# Set task:
Read through the data and count the lines that contain the string "深入推广三明医改经验"; give only the result.
--- start Source records ---
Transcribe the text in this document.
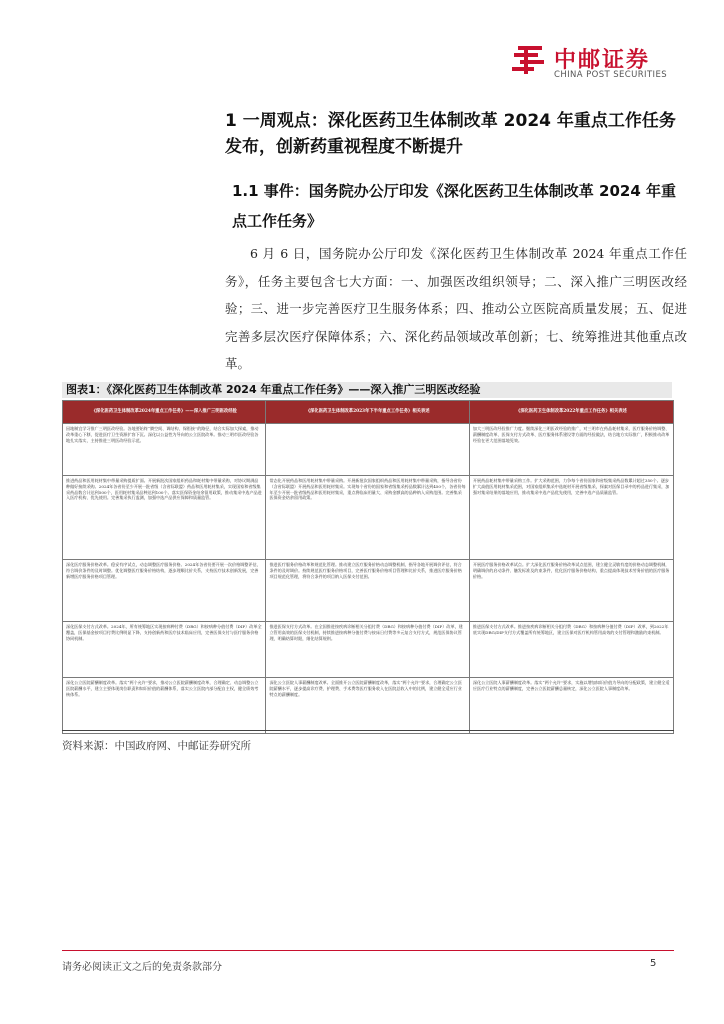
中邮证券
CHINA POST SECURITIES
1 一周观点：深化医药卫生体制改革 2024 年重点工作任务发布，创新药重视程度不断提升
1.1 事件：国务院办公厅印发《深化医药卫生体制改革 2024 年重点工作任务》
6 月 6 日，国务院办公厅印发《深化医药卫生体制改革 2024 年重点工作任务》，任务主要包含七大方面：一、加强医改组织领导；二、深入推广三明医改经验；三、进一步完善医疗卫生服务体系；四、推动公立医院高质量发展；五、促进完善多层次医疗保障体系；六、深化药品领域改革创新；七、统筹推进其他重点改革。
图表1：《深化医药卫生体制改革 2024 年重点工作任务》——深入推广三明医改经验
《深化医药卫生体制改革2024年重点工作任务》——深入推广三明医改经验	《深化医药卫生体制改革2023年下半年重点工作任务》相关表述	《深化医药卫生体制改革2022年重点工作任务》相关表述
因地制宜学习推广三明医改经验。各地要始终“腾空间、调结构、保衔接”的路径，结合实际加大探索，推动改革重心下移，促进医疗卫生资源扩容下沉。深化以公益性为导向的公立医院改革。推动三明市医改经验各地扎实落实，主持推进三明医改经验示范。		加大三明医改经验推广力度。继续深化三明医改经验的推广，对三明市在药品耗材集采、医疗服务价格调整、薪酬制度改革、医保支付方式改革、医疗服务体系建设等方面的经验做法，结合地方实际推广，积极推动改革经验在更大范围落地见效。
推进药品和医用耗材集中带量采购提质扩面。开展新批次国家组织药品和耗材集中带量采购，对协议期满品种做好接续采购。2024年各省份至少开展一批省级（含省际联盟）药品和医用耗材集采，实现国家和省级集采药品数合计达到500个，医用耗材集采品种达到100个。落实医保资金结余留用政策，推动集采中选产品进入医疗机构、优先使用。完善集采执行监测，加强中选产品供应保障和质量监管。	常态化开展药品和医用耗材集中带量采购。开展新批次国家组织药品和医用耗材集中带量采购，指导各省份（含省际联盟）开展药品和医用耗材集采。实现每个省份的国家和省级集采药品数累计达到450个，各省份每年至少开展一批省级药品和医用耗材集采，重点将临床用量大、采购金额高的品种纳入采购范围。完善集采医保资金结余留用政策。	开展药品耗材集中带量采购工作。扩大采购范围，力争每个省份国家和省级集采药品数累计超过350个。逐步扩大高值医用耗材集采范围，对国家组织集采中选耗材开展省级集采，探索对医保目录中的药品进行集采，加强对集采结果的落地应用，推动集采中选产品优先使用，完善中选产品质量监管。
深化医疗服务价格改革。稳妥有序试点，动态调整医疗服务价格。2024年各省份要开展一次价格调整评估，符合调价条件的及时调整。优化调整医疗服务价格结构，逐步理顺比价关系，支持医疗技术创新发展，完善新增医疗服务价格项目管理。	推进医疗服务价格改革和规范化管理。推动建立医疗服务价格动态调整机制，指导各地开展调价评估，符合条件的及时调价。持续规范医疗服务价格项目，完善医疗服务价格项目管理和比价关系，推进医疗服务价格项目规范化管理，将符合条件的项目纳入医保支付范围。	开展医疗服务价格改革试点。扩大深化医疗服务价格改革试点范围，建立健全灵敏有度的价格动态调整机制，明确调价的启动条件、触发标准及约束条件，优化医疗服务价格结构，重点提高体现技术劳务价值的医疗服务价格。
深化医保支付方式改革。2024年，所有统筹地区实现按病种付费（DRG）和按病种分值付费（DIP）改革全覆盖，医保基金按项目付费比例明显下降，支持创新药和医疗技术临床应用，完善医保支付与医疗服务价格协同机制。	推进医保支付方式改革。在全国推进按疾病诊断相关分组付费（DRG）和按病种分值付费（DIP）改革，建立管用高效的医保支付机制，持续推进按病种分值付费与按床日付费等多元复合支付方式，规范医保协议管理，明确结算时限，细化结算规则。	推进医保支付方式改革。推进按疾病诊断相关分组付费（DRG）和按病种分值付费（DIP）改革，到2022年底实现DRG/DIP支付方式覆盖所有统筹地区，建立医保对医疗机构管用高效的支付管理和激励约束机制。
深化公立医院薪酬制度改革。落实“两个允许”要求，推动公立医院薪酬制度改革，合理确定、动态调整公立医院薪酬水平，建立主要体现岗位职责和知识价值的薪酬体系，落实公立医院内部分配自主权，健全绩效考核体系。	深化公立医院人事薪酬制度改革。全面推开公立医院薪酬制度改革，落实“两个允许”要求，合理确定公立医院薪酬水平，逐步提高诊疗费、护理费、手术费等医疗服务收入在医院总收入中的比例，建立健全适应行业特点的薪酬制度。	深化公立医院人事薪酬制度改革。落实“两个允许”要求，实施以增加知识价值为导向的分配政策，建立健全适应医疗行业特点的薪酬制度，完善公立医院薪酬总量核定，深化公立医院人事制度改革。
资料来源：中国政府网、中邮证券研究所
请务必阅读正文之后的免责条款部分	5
--- end Source records ---
# Exercise answer:
3